**What you will do**:
Copy every line, leaving nothing out and adding nothing.

——

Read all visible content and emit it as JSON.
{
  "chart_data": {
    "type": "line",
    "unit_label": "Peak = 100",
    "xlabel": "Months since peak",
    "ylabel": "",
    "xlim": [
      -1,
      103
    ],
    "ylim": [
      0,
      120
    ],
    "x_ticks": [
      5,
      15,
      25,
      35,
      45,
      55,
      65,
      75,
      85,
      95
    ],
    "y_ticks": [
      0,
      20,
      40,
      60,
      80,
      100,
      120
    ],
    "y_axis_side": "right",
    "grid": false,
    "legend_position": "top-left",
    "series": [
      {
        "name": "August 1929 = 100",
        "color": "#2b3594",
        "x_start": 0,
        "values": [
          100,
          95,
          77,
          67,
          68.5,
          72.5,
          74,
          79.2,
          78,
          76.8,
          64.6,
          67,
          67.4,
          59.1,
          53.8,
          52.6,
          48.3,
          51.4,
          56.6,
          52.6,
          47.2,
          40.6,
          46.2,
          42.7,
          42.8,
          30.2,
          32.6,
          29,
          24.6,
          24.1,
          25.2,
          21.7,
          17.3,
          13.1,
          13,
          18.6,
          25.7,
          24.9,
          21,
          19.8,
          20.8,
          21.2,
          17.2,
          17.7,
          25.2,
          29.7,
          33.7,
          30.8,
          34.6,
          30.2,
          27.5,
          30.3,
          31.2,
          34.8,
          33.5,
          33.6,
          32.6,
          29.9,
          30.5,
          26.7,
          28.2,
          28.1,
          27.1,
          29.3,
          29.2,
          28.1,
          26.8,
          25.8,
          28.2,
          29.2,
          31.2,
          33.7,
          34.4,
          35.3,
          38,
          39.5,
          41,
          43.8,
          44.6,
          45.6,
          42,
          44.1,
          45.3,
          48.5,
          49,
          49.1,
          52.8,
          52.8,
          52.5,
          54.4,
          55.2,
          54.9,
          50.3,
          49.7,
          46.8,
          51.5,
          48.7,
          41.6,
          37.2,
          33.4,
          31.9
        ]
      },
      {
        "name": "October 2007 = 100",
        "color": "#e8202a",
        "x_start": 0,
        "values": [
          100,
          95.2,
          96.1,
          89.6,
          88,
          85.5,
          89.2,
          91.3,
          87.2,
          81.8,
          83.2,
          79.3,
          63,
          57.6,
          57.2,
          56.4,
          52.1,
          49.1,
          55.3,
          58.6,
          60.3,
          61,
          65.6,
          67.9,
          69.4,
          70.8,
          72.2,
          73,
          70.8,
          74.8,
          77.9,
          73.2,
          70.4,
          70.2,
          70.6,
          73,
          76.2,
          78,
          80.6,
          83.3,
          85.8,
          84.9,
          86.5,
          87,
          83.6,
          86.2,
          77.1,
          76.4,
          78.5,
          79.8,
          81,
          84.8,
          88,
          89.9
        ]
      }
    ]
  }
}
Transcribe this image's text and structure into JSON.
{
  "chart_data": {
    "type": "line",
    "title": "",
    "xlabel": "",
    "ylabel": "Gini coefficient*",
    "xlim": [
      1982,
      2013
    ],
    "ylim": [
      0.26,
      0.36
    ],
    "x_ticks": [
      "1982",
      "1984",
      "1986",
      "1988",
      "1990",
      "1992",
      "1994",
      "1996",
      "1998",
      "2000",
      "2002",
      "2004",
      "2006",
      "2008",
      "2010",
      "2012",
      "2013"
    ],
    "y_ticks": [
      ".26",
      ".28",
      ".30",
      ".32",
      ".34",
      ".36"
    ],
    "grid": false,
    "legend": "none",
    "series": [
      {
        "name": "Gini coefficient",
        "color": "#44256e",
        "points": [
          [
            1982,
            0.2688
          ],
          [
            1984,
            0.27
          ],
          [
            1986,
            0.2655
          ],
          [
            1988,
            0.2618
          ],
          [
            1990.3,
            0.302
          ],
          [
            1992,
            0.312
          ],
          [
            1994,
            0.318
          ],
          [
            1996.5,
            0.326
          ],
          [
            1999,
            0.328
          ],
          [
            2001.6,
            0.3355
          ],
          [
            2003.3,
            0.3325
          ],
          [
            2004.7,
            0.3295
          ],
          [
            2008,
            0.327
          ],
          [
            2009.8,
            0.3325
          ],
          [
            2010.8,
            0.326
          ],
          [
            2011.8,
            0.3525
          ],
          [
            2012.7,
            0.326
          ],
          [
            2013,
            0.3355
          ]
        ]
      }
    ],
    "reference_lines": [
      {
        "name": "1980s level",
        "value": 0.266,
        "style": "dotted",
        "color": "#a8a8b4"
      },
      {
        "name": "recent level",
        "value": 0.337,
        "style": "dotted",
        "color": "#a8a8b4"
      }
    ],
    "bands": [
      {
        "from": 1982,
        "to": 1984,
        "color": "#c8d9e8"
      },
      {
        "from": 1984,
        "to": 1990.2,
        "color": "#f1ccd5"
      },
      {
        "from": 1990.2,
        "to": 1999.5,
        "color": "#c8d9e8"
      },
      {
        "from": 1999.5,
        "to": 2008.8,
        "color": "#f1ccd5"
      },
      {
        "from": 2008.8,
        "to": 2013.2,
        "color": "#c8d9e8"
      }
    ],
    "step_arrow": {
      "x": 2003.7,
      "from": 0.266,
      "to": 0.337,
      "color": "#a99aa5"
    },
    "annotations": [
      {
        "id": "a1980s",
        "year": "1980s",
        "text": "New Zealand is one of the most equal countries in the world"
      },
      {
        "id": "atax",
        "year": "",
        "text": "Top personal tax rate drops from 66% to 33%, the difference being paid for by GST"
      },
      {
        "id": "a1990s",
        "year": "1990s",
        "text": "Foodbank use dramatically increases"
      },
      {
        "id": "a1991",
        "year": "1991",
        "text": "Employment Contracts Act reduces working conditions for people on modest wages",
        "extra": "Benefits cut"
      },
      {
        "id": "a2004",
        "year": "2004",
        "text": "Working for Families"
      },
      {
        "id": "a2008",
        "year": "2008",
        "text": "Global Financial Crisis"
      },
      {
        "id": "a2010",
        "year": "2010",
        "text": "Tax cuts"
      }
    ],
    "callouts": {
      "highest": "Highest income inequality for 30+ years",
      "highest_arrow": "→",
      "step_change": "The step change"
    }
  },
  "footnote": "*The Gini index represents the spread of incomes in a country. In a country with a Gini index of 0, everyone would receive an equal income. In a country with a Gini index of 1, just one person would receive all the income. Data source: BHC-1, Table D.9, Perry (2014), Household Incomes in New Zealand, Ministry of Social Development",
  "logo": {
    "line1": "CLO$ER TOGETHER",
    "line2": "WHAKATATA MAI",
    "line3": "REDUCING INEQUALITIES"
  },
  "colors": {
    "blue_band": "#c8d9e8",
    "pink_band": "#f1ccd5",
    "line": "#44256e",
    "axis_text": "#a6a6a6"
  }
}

——

**Exercise output**:
Read all visible content and emit it as JSON.
{
  "chart_data": {
    "type": "line",
    "unit_label": "Peak = 100",
    "xlabel": "Months since peak",
    "ylabel": "",
    "xlim": [
      -1,
      103
    ],
    "ylim": [
      0,
      120
    ],
    "x_ticks": [
      5,
      15,
      25,
      35,
      45,
      55,
      65,
      75,
      85,
      95
    ],
    "y_ticks": [
      0,
      20,
      40,
      60,
      80,
      100,
      120
    ],
    "y_axis_side": "right",
    "grid": false,
    "legend_position": "top-left",
    "series": [
      {
        "name": "August 1929 = 100",
        "color": "#2b3594",
        "x_start": 0,
        "values": [
          100,
          95,
          77,
          67,
          68.5,
          72.5,
          74,
          79.2,
          78,
          76.8,
          64.6,
          67,
          67.4,
          59.1,
          53.8,
          52.6,
          48.3,
          51.4,
          56.6,
          52.6,
          47.2,
          40.6,
          46.2,
          42.7,
          42.8,
          30.2,
          32.6,
          29,
          24.6,
          24.1,
          25.2,
          21.7,
          17.3,
          13.1,
          13,
          18.6,
          25.7,
          24.9,
          21,
          19.8,
          20.8,
          21.2,
          17.2,
          17.7,
          25.2,
          29.7,
          33.7,
          30.8,
          34.6,
          30.2,
          27.5,
          30.3,
          31.2,
          34.8,
          33.5,
          33.6,
          32.6,
          29.9,
          30.5,
          26.7,
          28.2,
          28.1,
          27.1,
          29.3,
          29.2,
          28.1,
          26.8,
          25.8,
          28.2,
          29.2,
          31.2,
          33.7,
          34.4,
          35.3,
          38,
          39.5,
          41,
          43.8,
          44.6,
          45.6,
          42,
          44.1,
          45.3,
          48.5,
          49,
          49.1,
          52.8,
          52.8,
          52.5,
          54.4,
          55.2,
          54.9,
          50.3,
          49.7,
          46.8,
          51.5,
          48.7,
          41.6,
          37.2,
          33.4,
          31.9
        ]
      },
      {
        "name": "October 2007 = 100",
        "color": "#e8202a",
        "x_start": 0,
        "values": [
          100,
          95.2,
          96.1,
          89.6,
          88,
          85.5,
          89.2,
          91.3,
          87.2,
          81.8,
          83.2,
          79.3,
          63,
          57.6,
          57.2,
          56.4,
          52.1,
          49.1,
          55.3,
          58.6,
          60.3,
          61,
          65.6,
          67.9,
          69.4,
          70.8,
          72.2,
          73,
          70.8,
          74.8,
          77.9,
          73.2,
          70.4,
          70.2,
          70.6,
          73,
          76.2,
          78,
          80.6,
          83.3,
          85.8,
          84.9,
          86.5,
          87,
          83.6,
          86.2,
          77.1,
          76.4,
          78.5,
          79.8,
          81,
          84.8,
          88,
          89.9
        ]
      }
    ]
  }
}
Transcribe this image's text and structure into JSON.
{
  "chart_data": {
    "type": "line",
    "title": "",
    "xlabel": "",
    "ylabel": "Gini coefficient*",
    "xlim": [
      1982,
      2013
    ],
    "ylim": [
      0.26,
      0.36
    ],
    "x_ticks": [
      "1982",
      "1984",
      "1986",
      "1988",
      "1990",
      "1992",
      "1994",
      "1996",
      "1998",
      "2000",
      "2002",
      "2004",
      "2006",
      "2008",
      "2010",
      "2012",
      "2013"
    ],
    "y_ticks": [
      ".26",
      ".28",
      ".30",
      ".32",
      ".34",
      ".36"
    ],
    "grid": false,
    "legend": "none",
    "series": [
      {
        "name": "Gini coefficient",
        "color": "#44256e",
        "points": [
          [
            1982,
            0.2688
          ],
          [
            1984,
            0.27
          ],
          [
            1986,
            0.2655
          ],
          [
            1988,
            0.2618
          ],
          [
            1990.3,
            0.302
          ],
          [
            1992,
            0.312
          ],
          [
            1994,
            0.318
          ],
          [
            1996.5,
            0.326
          ],
          [
            1999,
            0.328
          ],
          [
            2001.6,
            0.3355
          ],
          [
            2003.3,
            0.3325
          ],
          [
            2004.7,
            0.3295
          ],
          [
            2008,
            0.327
          ],
          [
            2009.8,
            0.3325
          ],
          [
            2010.8,
            0.326
          ],
          [
            2011.8,
            0.3525
          ],
          [
            2012.7,
            0.326
          ],
          [
            2013,
            0.3355
          ]
        ]
      }
    ],
    "reference_lines": [
      {
        "name": "1980s level",
        "value": 0.266,
        "style": "dotted",
        "color": "#a8a8b4"
      },
      {
        "name": "recent level",
        "value": 0.337,
        "style": "dotted",
        "color": "#a8a8b4"
      }
    ],
    "bands": [
      {
        "from": 1982,
        "to": 1984,
        "color": "#c8d9e8"
      },
      {
        "from": 1984,
        "to": 1990.2,
        "color": "#f1ccd5"
      },
      {
        "from": 1990.2,
        "to": 1999.5,
        "color": "#c8d9e8"
      },
      {
        "from": 1999.5,
        "to": 2008.8,
        "color": "#f1ccd5"
      },
      {
        "from": 2008.8,
        "to": 2013.2,
        "color": "#c8d9e8"
      }
    ],
    "step_arrow": {
      "x": 2003.7,
      "from": 0.266,
      "to": 0.337,
      "color": "#a99aa5"
    },
    "annotations": [
      {
        "id": "a1980s",
        "year": "1980s",
        "text": "New Zealand is one of the most equal countries in the world"
      },
      {
        "id": "atax",
        "year": "",
        "text": "Top personal tax rate drops from 66% to 33%, the difference being paid for by GST"
      },
      {
        "id": "a1990s",
        "year": "1990s",
        "text": "Foodbank use dramatically increases"
      },
      {
        "id": "a1991",
        "year": "1991",
        "text": "Employment Contracts Act reduces working conditions for people on modest wages",
        "extra": "Benefits cut"
      },
      {
        "id": "a2004",
        "year": "2004",
        "text": "Working for Families"
      },
      {
        "id": "a2008",
        "year": "2008",
        "text": "Global Financial Crisis"
      },
      {
        "id": "a2010",
        "year": "2010",
        "text": "Tax cuts"
      }
    ],
    "callouts": {
      "highest": "Highest income inequality for 30+ years",
      "highest_arrow": "→",
      "step_change": "The step change"
    }
  },
  "footnote": "*The Gini index represents the spread of incomes in a country. In a country with a Gini index of 0, everyone would receive an equal income. In a country with a Gini index of 1, just one person would receive all the income. Data source: BHC-1, Table D.9, Perry (2014), Household Incomes in New Zealand, Ministry of Social Development",
  "logo": {
    "line1": "CLO$ER TOGETHER",
    "line2": "WHAKATATA MAI",
    "line3": "REDUCING INEQUALITIES"
  },
  "colors": {
    "blue_band": "#c8d9e8",
    "pink_band": "#f1ccd5",
    "line": "#44256e",
    "axis_text": "#a6a6a6"
  }
}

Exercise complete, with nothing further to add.